Write the records below out again exactly as given, with no images.
⁂
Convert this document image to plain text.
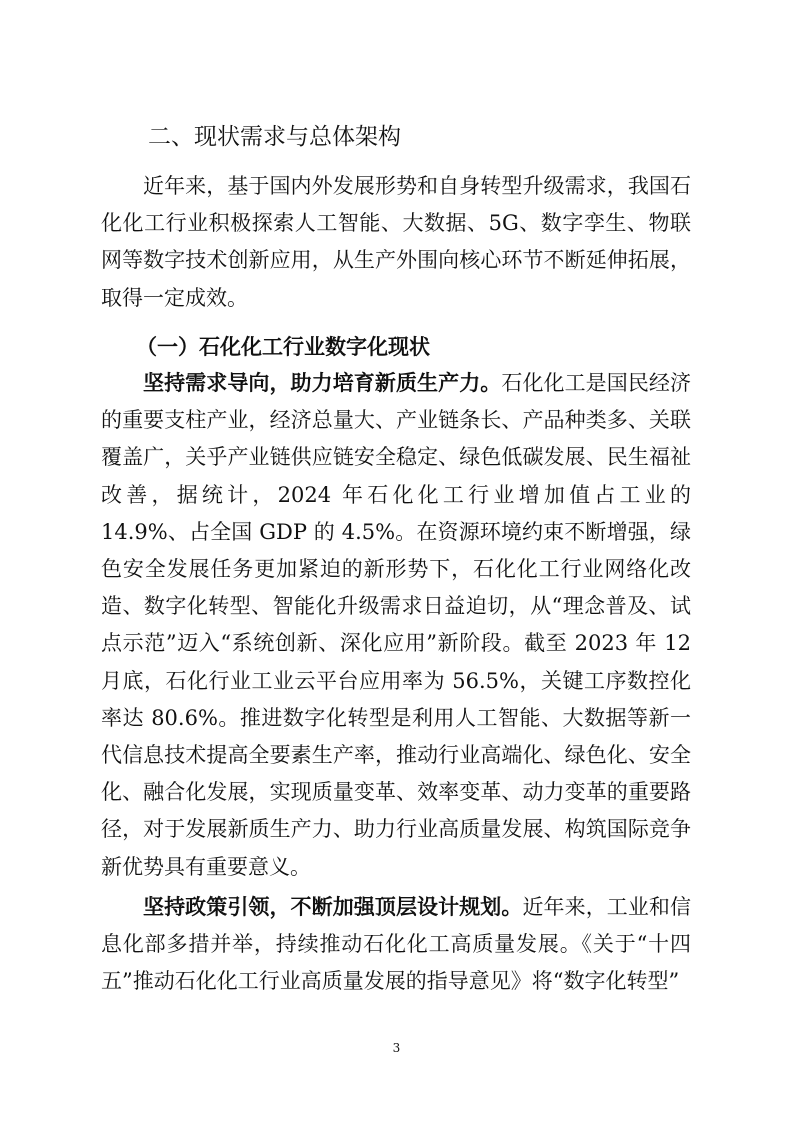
二、现状需求与总体架构

近年来，基于国内外发展形势和自身转型升级需求，我国石化化工行业积极探索人工智能、大数据、5G、数字孪生、物联网等数字技术创新应用，从生产外围向核心环节不断延伸拓展，取得一定成效。

（一）石化化工行业数字化现状

坚持需求导向，助力培育新质生产力。石化化工是国民经济的重要支柱产业，经济总量大、产业链条长、产品种类多、关联覆盖广，关乎产业链供应链安全稳定、绿色低碳发展、民生福祉改善，据统计，2024 年石化化工行业增加值占工业的 14.9%、占全国 GDP 的 4.5%。在资源环境约束不断增强，绿色安全发展任务更加紧迫的新形势下，石化化工行业网络化改造、数字化转型、智能化升级需求日益迫切，从“理念普及、试点示范”迈入“系统创新、深化应用”新阶段。截至 2023 年 12 月底，石化行业工业云平台应用率为 56.5%，关键工序数控化率达 80.6%。推进数字化转型是利用人工智能、大数据等新一代信息技术提高全要素生产率，推动行业高端化、绿色化、安全化、融合化发展，实现质量变革、效率变革、动力变革的重要路径，对于发展新质生产力、助力行业高质量发展、构筑国际竞争新优势具有重要意义。

坚持政策引领，不断加强顶层设计规划。近年来，工业和信息化部多措并举，持续推动石化化工高质量发展。《关于“十四五”推动石化化工行业高质量发展的指导意见》将“数字化转型”

3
⁂
• RESULT:
Convert this document image to plain text.
二、现状需求与总体架构

近年来，基于国内外发展形势和自身转型升级需求，我国石化化工行业积极探索人工智能、大数据、5G、数字孪生、物联网等数字技术创新应用，从生产外围向核心环节不断延伸拓展，取得一定成效。

（一）石化化工行业数字化现状

坚持需求导向，助力培育新质生产力。石化化工是国民经济的重要支柱产业，经济总量大、产业链条长、产品种类多、关联覆盖广，关乎产业链供应链安全稳定、绿色低碳发展、民生福祉改善，据统计，2024 年石化化工行业增加值占工业的 14.9%、占全国 GDP 的 4.5%。在资源环境约束不断增强，绿色安全发展任务更加紧迫的新形势下，石化化工行业网络化改造、数字化转型、智能化升级需求日益迫切，从“理念普及、试点示范”迈入“系统创新、深化应用”新阶段。截至 2023 年 12 月底，石化行业工业云平台应用率为 56.5%，关键工序数控化率达 80.6%。推进数字化转型是利用人工智能、大数据等新一代信息技术提高全要素生产率，推动行业高端化、绿色化、安全化、融合化发展，实现质量变革、效率变革、动力变革的重要路径，对于发展新质生产力、助力行业高质量发展、构筑国际竞争新优势具有重要意义。

坚持政策引领，不断加强顶层设计规划。近年来，工业和信息化部多措并举，持续推动石化化工高质量发展。《关于“十四五”推动石化化工行业高质量发展的指导意见》将“数字化转型”

3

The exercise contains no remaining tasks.